Would you output the whole listing below, exactly as it reads?

§

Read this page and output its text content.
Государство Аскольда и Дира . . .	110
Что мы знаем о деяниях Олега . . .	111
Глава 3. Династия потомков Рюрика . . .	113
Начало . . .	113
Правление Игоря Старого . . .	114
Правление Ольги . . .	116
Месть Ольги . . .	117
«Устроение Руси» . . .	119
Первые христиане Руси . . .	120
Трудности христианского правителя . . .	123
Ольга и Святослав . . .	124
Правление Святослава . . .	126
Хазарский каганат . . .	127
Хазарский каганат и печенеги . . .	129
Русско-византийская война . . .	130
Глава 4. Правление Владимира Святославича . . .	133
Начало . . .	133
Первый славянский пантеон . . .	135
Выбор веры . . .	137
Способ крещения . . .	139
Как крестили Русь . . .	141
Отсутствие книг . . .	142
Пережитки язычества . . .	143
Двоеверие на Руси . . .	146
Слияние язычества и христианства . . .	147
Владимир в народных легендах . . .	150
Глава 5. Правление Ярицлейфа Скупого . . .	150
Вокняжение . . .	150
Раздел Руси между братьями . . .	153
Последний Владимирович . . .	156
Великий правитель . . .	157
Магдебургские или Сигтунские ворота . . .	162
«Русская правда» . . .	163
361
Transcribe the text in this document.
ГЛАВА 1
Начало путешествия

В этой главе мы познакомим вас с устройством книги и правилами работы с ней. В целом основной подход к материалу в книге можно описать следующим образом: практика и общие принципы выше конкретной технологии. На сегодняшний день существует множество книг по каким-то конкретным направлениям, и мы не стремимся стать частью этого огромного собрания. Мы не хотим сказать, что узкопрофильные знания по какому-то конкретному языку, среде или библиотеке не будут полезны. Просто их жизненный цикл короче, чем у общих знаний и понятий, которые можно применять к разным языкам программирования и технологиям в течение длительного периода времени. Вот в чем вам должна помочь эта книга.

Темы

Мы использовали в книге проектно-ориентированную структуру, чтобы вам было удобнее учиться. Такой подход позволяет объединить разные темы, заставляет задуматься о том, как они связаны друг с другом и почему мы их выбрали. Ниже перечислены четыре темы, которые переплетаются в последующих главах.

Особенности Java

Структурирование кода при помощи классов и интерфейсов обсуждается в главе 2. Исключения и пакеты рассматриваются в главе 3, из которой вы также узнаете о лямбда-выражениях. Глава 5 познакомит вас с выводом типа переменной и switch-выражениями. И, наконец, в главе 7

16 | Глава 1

§

*EXERCISE RESULT*:
Read this page and output its text content.
Государство Аскольда и Дира . . .	110
Что мы знаем о деяниях Олега . . .	111
Глава 3. Династия потомков Рюрика . . .	113
Начало . . .	113
Правление Игоря Старого . . .	114
Правление Ольги . . .	116
Месть Ольги . . .	117
«Устроение Руси» . . .	119
Первые христиане Руси . . .	120
Трудности христианского правителя . . .	123
Ольга и Святослав . . .	124
Правление Святослава . . .	126
Хазарский каганат . . .	127
Хазарский каганат и печенеги . . .	129
Русско-византийская война . . .	130
Глава 4. Правление Владимира Святославича . . .	133
Начало . . .	133
Первый славянский пантеон . . .	135
Выбор веры . . .	137
Способ крещения . . .	139
Как крестили Русь . . .	141
Отсутствие книг . . .	142
Пережитки язычества . . .	143
Двоеверие на Руси . . .	146
Слияние язычества и христианства . . .	147
Владимир в народных легендах . . .	150
Глава 5. Правление Ярицлейфа Скупого . . .	150
Вокняжение . . .	150
Раздел Руси между братьями . . .	153
Последний Владимирович . . .	156
Великий правитель . . .	157
Магдебургские или Сигтунские ворота . . .	162
«Русская правда» . . .	163
361
Transcribe the text in this document.
ГЛАВА 1
Начало путешествия

В этой главе мы познакомим вас с устройством книги и правилами работы с ней. В целом основной подход к материалу в книге можно описать следующим образом: практика и общие принципы выше конкретной технологии. На сегодняшний день существует множество книг по каким-то конкретным направлениям, и мы не стремимся стать частью этого огромного собрания. Мы не хотим сказать, что узкопрофильные знания по какому-то конкретному языку, среде или библиотеке не будут полезны. Просто их жизненный цикл короче, чем у общих знаний и понятий, которые можно применять к разным языкам программирования и технологиям в течение длительного периода времени. Вот в чем вам должна помочь эта книга.

Темы

Мы использовали в книге проектно-ориентированную структуру, чтобы вам было удобнее учиться. Такой подход позволяет объединить разные темы, заставляет задуматься о том, как они связаны друг с другом и почему мы их выбрали. Ниже перечислены четыре темы, которые переплетаются в последующих главах.

Особенности Java

Структурирование кода при помощи классов и интерфейсов обсуждается в главе 2. Исключения и пакеты рассматриваются в главе 3, из которой вы также узнаете о лямбда-выражениях. Глава 5 познакомит вас с выводом типа переменной и switch-выражениями. И, наконец, в главе 7

16 | Глава 1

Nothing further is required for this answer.